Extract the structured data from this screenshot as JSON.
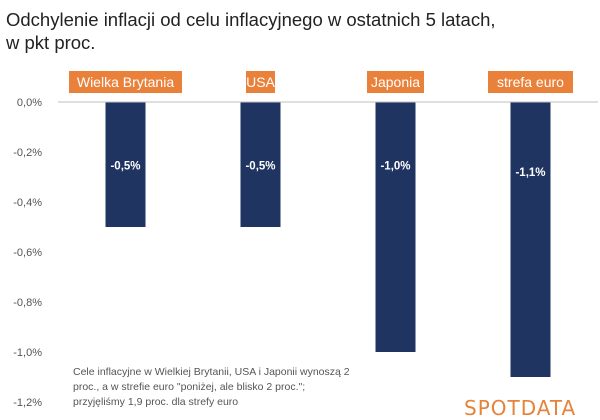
{
  "chart_data": {
    "type": "bar",
    "title": [
      "Odchylenie inflacji od celu inflacyjnego w ostatnich 5 latach,",
      "w pkt proc."
    ],
    "categories": [
      "Wielka Brytania",
      "USA",
      "Japonia",
      "strefa euro"
    ],
    "values": [
      -0.5,
      -0.5,
      -1.0,
      -1.1
    ],
    "value_labels": [
      "-0,5%",
      "-0,5%",
      "-1,0%",
      "-1,1%"
    ],
    "ylim": [
      -1.2,
      0.0
    ],
    "y_ticks": [
      0.0,
      -0.2,
      -0.4,
      -0.6,
      -0.8,
      -1.0,
      -1.2
    ],
    "y_tick_labels": [
      "0,0%",
      "-0,2%",
      "-0,4%",
      "-0,6%",
      "-0,8%",
      "-1,0%",
      "-1,2%"
    ],
    "xlabel": "",
    "ylabel": "",
    "grid": false,
    "legend": "none"
  },
  "note": [
    "Cele inflacyjne w Wielkiej Brytanii, USA i Japonii wynoszą 2",
    "proc., a w strefie euro \"poniżej, ale blisko 2 proc.\";",
    "przyjęliśmy 1,9 proc. dla strefy euro"
  ],
  "logo": "SPOTDATA",
  "colors": {
    "bar": "#1f3461",
    "category_label_bg": "#e9813a",
    "category_label_text": "#ffffff",
    "value_label_text": "#ffffff",
    "axis": "#bfbfbf",
    "tick_text": "#555555",
    "logo": "#e5833a"
  }
}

***

TASK GOAL =
Repeat the material above in full and unchanged, minus its images.

ANSWER TO THIS EXERCISE =
Extract the structured data from this screenshot as JSON.
{
  "chart_data": {
    "type": "bar",
    "title": [
      "Odchylenie inflacji od celu inflacyjnego w ostatnich 5 latach,",
      "w pkt proc."
    ],
    "categories": [
      "Wielka Brytania",
      "USA",
      "Japonia",
      "strefa euro"
    ],
    "values": [
      -0.5,
      -0.5,
      -1.0,
      -1.1
    ],
    "value_labels": [
      "-0,5%",
      "-0,5%",
      "-1,0%",
      "-1,1%"
    ],
    "ylim": [
      -1.2,
      0.0
    ],
    "y_ticks": [
      0.0,
      -0.2,
      -0.4,
      -0.6,
      -0.8,
      -1.0,
      -1.2
    ],
    "y_tick_labels": [
      "0,0%",
      "-0,2%",
      "-0,4%",
      "-0,6%",
      "-0,8%",
      "-1,0%",
      "-1,2%"
    ],
    "xlabel": "",
    "ylabel": "",
    "grid": false,
    "legend": "none"
  },
  "note": [
    "Cele inflacyjne w Wielkiej Brytanii, USA i Japonii wynoszą 2",
    "proc., a w strefie euro \"poniżej, ale blisko 2 proc.\";",
    "przyjęliśmy 1,9 proc. dla strefy euro"
  ],
  "logo": "SPOTDATA",
  "colors": {
    "bar": "#1f3461",
    "category_label_bg": "#e9813a",
    "category_label_text": "#ffffff",
    "value_label_text": "#ffffff",
    "axis": "#bfbfbf",
    "tick_text": "#555555",
    "logo": "#e5833a"
  }
}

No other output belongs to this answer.